--- START OF RECORDS SHOWN ---

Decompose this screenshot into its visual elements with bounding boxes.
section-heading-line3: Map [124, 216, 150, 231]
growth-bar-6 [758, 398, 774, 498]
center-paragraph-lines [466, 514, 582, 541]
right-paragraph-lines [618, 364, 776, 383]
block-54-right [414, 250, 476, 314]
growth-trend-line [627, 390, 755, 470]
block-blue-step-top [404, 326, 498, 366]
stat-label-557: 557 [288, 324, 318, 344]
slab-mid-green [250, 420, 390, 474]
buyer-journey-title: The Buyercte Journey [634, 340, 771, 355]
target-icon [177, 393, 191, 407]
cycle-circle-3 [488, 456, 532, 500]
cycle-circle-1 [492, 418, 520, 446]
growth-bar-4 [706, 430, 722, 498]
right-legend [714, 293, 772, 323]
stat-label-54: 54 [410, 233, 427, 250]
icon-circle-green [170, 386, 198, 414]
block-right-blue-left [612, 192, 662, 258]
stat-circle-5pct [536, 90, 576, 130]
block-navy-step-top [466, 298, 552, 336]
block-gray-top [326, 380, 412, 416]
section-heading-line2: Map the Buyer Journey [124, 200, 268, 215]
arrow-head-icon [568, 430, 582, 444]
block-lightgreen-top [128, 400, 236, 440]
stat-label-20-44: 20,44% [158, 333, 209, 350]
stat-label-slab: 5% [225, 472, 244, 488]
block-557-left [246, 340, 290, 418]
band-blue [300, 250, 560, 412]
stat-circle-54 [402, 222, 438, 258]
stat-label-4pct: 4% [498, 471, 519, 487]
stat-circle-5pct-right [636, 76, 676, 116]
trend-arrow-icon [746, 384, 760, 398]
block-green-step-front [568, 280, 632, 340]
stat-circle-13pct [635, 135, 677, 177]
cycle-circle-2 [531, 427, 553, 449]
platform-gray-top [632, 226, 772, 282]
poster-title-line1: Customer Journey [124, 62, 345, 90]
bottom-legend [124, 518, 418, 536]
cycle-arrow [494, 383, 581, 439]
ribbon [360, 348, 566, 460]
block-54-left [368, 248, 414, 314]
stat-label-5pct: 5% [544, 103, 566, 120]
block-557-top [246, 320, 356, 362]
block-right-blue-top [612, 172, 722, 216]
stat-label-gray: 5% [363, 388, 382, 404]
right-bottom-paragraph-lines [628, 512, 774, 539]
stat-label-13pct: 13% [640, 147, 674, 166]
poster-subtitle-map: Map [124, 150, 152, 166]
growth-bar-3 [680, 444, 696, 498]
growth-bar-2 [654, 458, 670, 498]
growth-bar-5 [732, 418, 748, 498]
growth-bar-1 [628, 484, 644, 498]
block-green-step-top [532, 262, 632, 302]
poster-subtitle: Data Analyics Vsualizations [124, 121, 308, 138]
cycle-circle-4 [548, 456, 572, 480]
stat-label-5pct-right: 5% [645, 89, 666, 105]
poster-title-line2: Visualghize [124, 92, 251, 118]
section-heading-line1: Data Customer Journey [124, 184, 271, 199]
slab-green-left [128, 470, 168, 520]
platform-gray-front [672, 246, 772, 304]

--- END OF RECORDS SHOWN ---

Convert the records above into a JSON list of strings, with one string for each line and any blank lines omitted.

[
  "Decompose this screenshot into its visual elements with bounding boxes.",
  "section-heading-line3: Map [124, 216, 150, 231]",
  "growth-bar-6 [758, 398, 774, 498]",
  "center-paragraph-lines [466, 514, 582, 541]",
  "right-paragraph-lines [618, 364, 776, 383]",
  "block-54-right [414, 250, 476, 314]",
  "growth-trend-line [627, 390, 755, 470]",
  "block-blue-step-top [404, 326, 498, 366]",
  "stat-label-557: 557 [288, 324, 318, 344]",
  "slab-mid-green [250, 420, 390, 474]",
  "buyer-journey-title: The Buyercte Journey [634, 340, 771, 355]",
  "target-icon [177, 393, 191, 407]",
  "cycle-circle-3 [488, 456, 532, 500]",
  "cycle-circle-1 [492, 418, 520, 446]",
  "growth-bar-4 [706, 430, 722, 498]",
  "right-legend [714, 293, 772, 323]",
  "stat-label-54: 54 [410, 233, 427, 250]",
  "icon-circle-green [170, 386, 198, 414]",
  "block-right-blue-left [612, 192, 662, 258]",
  "stat-circle-5pct [536, 90, 576, 130]",
  "block-navy-step-top [466, 298, 552, 336]",
  "block-gray-top [326, 380, 412, 416]",
  "section-heading-line2: Map the Buyer Journey [124, 200, 268, 215]",
  "arrow-head-icon [568, 430, 582, 444]",
  "block-lightgreen-top [128, 400, 236, 440]",
  "stat-label-20-44: 20,44% [158, 333, 209, 350]",
  "stat-label-slab: 5% [225, 472, 244, 488]",
  "block-557-left [246, 340, 290, 418]",
  "band-blue [300, 250, 560, 412]",
  "stat-circle-54 [402, 222, 438, 258]",
  "stat-label-4pct: 4% [498, 471, 519, 487]",
  "stat-circle-5pct-right [636, 76, 676, 116]",
  "trend-arrow-icon [746, 384, 760, 398]",
  "block-green-step-front [568, 280, 632, 340]",
  "stat-circle-13pct [635, 135, 677, 177]",
  "cycle-circle-2 [531, 427, 553, 449]",
  "platform-gray-top [632, 226, 772, 282]",
  "poster-title-line1: Customer Journey [124, 62, 345, 90]",
  "bottom-legend [124, 518, 418, 536]",
  "cycle-arrow [494, 383, 581, 439]",
  "ribbon [360, 348, 566, 460]",
  "block-54-left [368, 248, 414, 314]",
  "stat-label-5pct: 5% [544, 103, 566, 120]",
  "block-557-top [246, 320, 356, 362]",
  "block-right-blue-top [612, 172, 722, 216]",
  "stat-label-gray: 5% [363, 388, 382, 404]",
  "right-bottom-paragraph-lines [628, 512, 774, 539]",
  "stat-label-13pct: 13% [640, 147, 674, 166]",
  "poster-subtitle-map: Map [124, 150, 152, 166]",
  "growth-bar-3 [680, 444, 696, 498]",
  "growth-bar-2 [654, 458, 670, 498]",
  "growth-bar-5 [732, 418, 748, 498]",
  "growth-bar-1 [628, 484, 644, 498]",
  "block-green-step-top [532, 262, 632, 302]",
  "poster-subtitle: Data Analyics Vsualizations [124, 121, 308, 138]",
  "cycle-circle-4 [548, 456, 572, 480]",
  "stat-label-5pct-right: 5% [645, 89, 666, 105]",
  "poster-title-line2: Visualghize [124, 92, 251, 118]",
  "section-heading-line1: Data Customer Journey [124, 184, 271, 199]",
  "slab-green-left [128, 470, 168, 520]",
  "platform-gray-front [672, 246, 772, 304]"
]